§ WHAT YOU SHOULD DO
Wherever the string "JSON" appears in the listing, copy that line.

§ GIVEN RECORDS

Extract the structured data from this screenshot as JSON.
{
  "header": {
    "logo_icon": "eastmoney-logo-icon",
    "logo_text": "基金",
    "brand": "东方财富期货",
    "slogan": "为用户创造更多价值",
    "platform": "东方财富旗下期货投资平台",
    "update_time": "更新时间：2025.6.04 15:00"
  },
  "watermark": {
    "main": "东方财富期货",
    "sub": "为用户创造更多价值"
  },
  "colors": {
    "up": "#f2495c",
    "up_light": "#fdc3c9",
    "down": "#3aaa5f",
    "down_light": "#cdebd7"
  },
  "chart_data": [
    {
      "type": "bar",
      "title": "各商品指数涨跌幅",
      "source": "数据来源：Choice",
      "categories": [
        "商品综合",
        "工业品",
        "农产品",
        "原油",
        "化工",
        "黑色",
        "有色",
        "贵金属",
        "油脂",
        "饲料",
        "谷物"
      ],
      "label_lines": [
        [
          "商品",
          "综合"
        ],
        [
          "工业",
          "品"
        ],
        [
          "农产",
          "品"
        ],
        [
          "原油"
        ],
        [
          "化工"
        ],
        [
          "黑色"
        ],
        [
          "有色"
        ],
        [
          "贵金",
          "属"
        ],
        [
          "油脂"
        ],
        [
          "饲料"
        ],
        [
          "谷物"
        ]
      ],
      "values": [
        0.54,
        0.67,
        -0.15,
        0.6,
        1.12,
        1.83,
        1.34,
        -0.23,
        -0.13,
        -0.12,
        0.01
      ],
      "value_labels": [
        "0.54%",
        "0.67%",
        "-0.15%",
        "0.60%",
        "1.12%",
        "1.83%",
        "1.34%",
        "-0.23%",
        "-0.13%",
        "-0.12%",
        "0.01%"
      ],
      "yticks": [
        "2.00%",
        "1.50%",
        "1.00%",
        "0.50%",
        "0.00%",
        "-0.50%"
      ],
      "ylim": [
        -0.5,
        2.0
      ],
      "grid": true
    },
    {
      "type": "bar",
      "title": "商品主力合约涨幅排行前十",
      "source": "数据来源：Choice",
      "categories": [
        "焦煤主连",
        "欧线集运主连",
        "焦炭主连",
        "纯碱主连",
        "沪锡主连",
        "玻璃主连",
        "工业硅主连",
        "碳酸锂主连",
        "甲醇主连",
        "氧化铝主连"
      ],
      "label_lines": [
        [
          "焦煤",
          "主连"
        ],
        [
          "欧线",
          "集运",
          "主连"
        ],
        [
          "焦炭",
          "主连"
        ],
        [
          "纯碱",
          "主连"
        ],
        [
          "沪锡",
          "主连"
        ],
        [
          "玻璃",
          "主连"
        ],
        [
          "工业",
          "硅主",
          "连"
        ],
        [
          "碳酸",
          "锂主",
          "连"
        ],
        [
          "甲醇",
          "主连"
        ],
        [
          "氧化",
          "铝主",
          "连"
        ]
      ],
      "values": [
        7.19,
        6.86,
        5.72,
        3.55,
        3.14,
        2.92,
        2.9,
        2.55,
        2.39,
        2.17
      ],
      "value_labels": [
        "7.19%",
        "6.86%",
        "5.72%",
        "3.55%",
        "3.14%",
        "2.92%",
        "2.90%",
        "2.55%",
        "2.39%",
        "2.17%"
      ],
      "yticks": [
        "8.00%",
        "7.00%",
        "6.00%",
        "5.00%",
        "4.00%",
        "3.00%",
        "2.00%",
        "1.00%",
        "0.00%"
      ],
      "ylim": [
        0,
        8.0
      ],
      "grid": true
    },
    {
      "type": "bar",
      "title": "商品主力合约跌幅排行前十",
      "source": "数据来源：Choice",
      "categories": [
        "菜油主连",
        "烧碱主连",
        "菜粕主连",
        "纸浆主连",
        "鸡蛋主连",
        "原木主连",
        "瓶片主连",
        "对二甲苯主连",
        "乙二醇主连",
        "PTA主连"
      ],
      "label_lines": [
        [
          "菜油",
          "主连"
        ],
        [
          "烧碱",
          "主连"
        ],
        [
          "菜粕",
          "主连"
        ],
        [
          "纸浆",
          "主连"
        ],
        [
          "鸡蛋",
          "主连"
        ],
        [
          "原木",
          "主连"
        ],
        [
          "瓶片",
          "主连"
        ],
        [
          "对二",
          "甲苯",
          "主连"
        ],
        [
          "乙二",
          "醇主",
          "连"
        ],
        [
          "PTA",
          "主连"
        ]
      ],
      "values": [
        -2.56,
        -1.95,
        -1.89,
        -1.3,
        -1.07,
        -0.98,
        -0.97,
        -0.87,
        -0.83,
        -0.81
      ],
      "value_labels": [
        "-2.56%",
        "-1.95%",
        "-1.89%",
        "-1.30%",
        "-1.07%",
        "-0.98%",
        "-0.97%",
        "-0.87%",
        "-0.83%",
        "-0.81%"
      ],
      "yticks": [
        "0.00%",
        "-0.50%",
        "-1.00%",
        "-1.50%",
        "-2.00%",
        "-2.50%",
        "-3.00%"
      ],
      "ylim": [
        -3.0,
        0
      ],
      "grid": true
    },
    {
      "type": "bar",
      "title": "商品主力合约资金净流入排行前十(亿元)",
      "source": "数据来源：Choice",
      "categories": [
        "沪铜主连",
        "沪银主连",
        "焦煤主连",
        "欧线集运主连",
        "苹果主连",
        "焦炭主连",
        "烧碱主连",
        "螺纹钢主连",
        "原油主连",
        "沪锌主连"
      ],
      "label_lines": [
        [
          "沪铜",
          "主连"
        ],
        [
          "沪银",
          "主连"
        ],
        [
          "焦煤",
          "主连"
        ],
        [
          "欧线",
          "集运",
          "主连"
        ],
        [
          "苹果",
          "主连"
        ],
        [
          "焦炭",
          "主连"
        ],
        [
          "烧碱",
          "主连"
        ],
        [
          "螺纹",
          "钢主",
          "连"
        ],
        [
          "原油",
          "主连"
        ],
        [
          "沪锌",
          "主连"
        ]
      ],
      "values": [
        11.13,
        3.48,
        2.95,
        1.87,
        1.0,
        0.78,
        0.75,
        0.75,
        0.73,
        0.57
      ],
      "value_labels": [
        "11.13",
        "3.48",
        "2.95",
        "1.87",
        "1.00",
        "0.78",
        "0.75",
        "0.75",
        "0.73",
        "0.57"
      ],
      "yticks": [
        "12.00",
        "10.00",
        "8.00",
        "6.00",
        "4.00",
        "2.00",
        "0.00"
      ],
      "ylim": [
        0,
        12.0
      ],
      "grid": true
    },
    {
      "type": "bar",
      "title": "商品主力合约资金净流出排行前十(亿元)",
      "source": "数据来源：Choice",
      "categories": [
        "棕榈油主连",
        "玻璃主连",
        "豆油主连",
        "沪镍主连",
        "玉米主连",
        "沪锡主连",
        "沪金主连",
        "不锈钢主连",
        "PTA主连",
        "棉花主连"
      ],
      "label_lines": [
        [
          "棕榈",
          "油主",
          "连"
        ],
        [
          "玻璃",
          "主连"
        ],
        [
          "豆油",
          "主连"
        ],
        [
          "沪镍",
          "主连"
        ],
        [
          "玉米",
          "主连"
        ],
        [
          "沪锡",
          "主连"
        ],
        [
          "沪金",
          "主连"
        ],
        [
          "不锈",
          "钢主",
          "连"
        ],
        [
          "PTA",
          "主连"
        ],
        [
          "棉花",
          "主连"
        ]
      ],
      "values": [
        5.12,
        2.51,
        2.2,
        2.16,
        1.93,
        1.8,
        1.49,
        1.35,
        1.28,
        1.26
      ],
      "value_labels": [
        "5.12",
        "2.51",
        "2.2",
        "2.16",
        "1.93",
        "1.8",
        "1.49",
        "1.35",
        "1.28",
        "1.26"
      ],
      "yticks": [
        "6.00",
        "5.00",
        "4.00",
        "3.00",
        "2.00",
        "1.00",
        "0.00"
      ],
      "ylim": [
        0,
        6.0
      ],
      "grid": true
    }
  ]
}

==

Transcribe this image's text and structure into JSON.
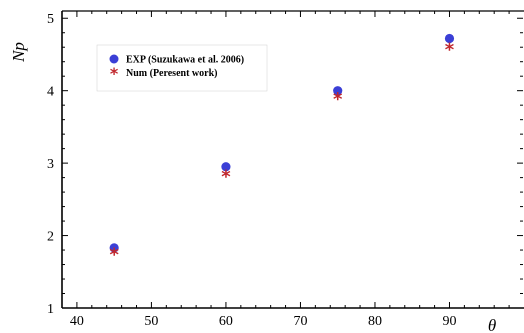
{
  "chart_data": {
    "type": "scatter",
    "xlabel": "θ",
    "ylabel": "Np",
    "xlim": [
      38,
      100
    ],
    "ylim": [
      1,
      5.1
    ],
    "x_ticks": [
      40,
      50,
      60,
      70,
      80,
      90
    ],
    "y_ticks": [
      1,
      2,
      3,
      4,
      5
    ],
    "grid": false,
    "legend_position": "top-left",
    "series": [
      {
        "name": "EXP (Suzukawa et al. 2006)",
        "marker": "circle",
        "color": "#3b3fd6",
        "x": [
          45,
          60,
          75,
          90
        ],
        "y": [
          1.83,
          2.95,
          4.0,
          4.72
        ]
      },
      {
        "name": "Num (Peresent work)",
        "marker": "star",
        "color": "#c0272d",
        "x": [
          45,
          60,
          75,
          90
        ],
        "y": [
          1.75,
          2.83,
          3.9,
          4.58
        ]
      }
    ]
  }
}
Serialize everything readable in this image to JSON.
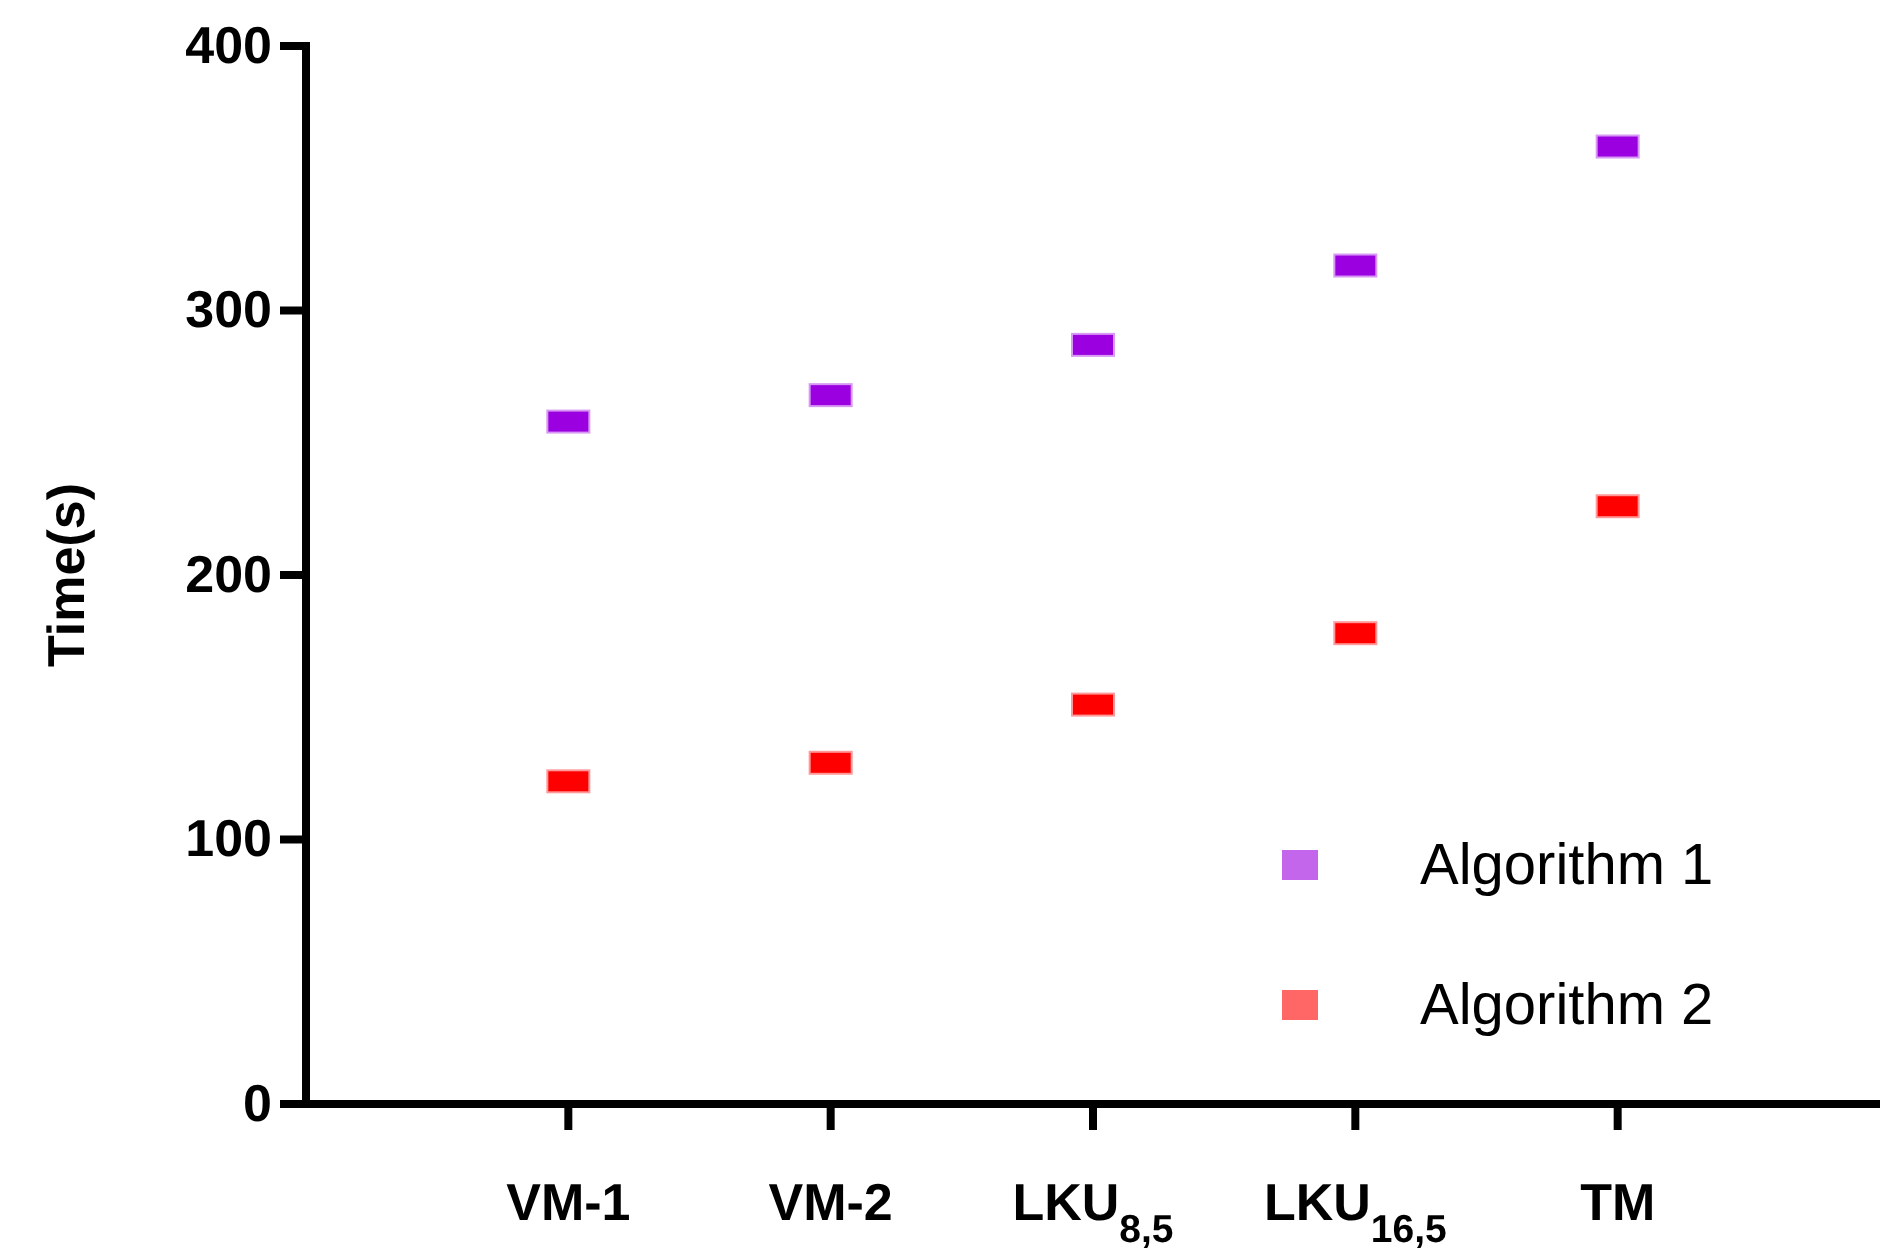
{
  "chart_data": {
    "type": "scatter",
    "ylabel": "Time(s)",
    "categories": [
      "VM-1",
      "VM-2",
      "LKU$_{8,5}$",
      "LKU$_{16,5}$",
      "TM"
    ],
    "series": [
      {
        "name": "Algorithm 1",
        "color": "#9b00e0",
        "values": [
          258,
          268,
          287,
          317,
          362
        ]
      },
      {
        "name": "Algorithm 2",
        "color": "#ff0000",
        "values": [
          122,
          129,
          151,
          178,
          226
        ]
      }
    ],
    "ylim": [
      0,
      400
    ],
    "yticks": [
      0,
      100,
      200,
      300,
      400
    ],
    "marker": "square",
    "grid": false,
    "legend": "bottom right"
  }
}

---

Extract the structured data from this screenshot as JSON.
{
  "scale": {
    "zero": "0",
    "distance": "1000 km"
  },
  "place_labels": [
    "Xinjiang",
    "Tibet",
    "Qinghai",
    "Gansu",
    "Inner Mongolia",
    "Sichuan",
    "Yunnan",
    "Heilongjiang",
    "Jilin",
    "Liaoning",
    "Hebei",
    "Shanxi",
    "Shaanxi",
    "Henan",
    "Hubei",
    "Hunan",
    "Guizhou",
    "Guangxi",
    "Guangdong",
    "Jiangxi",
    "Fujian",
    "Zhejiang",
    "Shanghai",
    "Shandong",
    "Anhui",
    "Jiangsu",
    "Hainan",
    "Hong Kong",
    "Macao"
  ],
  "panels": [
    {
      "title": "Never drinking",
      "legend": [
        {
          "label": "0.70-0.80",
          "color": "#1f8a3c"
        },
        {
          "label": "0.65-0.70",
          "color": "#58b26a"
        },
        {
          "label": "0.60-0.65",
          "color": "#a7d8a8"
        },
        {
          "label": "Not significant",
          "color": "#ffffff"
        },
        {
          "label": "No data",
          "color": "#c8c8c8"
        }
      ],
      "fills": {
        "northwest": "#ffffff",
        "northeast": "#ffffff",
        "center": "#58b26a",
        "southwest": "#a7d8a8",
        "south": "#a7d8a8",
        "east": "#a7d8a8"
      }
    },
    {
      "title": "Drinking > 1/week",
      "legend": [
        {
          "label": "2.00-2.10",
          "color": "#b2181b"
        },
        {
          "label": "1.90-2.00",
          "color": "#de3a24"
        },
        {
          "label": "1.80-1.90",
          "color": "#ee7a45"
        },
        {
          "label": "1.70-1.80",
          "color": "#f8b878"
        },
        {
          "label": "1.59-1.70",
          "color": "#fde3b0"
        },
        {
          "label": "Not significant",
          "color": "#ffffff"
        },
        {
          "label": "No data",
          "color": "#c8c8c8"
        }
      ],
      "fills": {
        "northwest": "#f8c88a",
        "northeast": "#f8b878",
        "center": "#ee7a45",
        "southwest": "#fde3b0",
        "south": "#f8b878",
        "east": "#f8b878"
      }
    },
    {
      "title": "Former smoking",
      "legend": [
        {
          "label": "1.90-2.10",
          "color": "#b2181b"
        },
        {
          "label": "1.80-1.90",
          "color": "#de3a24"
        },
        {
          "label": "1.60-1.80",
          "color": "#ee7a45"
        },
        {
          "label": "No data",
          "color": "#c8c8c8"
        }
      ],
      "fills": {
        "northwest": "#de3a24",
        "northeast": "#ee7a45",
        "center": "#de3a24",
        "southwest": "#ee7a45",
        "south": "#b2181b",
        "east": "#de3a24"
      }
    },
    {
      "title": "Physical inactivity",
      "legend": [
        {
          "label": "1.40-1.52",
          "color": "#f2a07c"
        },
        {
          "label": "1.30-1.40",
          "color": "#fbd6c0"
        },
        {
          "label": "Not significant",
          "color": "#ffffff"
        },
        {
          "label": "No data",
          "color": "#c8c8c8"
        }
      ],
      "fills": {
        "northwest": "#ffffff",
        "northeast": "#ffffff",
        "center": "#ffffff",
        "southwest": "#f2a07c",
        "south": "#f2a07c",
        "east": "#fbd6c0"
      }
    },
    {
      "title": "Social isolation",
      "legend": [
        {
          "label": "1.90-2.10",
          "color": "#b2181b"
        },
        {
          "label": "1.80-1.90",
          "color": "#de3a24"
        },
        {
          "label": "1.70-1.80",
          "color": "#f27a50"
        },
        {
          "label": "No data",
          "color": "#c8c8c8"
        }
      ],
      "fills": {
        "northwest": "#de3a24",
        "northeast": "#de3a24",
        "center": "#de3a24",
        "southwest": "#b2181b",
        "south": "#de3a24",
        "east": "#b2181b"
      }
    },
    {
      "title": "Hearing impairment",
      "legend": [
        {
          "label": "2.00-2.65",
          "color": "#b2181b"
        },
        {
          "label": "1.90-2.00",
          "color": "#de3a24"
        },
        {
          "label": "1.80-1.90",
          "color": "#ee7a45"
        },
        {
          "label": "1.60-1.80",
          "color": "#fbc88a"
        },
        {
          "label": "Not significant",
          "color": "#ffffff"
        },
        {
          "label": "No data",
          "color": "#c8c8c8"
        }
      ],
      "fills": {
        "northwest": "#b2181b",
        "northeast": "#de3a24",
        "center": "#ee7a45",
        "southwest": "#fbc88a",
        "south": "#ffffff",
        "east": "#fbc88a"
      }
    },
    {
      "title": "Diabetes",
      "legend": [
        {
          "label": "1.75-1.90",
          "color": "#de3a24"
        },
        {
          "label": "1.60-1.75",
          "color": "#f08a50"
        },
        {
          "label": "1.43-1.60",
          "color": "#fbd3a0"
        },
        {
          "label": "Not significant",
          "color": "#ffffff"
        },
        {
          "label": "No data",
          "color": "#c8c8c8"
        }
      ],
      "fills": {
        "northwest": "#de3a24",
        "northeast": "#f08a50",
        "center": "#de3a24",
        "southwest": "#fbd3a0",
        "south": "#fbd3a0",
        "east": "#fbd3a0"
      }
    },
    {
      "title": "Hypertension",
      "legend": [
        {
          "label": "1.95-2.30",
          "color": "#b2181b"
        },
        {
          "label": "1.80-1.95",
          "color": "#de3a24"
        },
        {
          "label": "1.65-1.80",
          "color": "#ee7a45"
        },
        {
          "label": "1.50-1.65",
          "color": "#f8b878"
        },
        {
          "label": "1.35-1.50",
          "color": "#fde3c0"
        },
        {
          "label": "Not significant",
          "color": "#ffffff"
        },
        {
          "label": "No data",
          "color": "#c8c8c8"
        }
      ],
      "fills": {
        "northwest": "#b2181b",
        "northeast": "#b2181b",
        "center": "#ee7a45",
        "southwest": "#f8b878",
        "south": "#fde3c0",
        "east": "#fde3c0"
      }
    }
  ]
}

§ WRITTEN SOLUTION
Extract the structured data from this screenshot as JSON.
Transcribe this image's text and structure into JSON.
Serialize everything readable in this image to JSON.
Extract the structured data from this screenshot as JSON.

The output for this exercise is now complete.